Stored items
--------------------
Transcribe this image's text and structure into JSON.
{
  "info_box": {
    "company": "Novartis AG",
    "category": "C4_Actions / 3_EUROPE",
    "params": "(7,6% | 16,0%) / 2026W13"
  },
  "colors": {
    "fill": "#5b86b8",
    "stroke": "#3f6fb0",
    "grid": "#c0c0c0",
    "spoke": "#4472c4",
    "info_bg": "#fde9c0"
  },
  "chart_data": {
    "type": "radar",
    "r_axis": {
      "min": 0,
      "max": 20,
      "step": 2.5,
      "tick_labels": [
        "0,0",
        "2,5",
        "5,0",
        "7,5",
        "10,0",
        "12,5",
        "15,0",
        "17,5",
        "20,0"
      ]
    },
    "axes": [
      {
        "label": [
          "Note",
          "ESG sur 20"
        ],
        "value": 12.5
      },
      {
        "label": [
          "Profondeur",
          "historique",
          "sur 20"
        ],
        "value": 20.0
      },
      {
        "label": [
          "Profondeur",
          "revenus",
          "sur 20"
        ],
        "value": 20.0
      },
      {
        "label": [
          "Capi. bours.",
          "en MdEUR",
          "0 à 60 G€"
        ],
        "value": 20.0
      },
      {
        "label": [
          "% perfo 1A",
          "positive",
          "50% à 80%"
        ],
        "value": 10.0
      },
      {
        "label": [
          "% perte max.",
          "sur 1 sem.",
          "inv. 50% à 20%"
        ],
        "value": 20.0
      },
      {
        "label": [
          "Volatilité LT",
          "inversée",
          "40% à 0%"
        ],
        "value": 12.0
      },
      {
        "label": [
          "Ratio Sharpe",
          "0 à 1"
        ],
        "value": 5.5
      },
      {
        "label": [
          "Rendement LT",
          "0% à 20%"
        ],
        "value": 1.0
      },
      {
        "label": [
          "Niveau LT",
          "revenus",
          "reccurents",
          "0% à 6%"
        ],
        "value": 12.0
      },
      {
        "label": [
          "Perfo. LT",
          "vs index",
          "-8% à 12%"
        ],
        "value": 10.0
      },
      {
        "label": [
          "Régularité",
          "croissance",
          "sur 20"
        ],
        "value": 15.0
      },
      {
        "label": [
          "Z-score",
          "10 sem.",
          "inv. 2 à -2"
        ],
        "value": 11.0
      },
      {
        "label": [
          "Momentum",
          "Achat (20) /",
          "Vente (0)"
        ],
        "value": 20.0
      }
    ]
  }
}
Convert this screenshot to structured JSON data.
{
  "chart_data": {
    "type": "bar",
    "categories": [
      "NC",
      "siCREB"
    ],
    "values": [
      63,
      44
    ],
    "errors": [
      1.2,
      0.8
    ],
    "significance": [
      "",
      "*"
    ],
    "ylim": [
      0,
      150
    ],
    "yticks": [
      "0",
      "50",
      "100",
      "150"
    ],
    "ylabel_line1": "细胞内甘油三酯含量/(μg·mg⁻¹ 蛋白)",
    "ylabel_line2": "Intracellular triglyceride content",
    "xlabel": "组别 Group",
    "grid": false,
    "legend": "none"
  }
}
--------------------
WORK TO COMPLETE
Write out exactly the lines from the line holding "Convert this screenshot" through the last line of the data, and nothing besides those lines.

RESULT FOR THIS EXERCISE
Convert this screenshot to structured JSON data.
{
  "chart_data": {
    "type": "bar",
    "categories": [
      "NC",
      "siCREB"
    ],
    "values": [
      63,
      44
    ],
    "errors": [
      1.2,
      0.8
    ],
    "significance": [
      "",
      "*"
    ],
    "ylim": [
      0,
      150
    ],
    "yticks": [
      "0",
      "50",
      "100",
      "150"
    ],
    "ylabel_line1": "细胞内甘油三酯含量/(μg·mg⁻¹ 蛋白)",
    "ylabel_line2": "Intracellular triglyceride content",
    "xlabel": "组别 Group",
    "grid": false,
    "legend": "none"
  }
}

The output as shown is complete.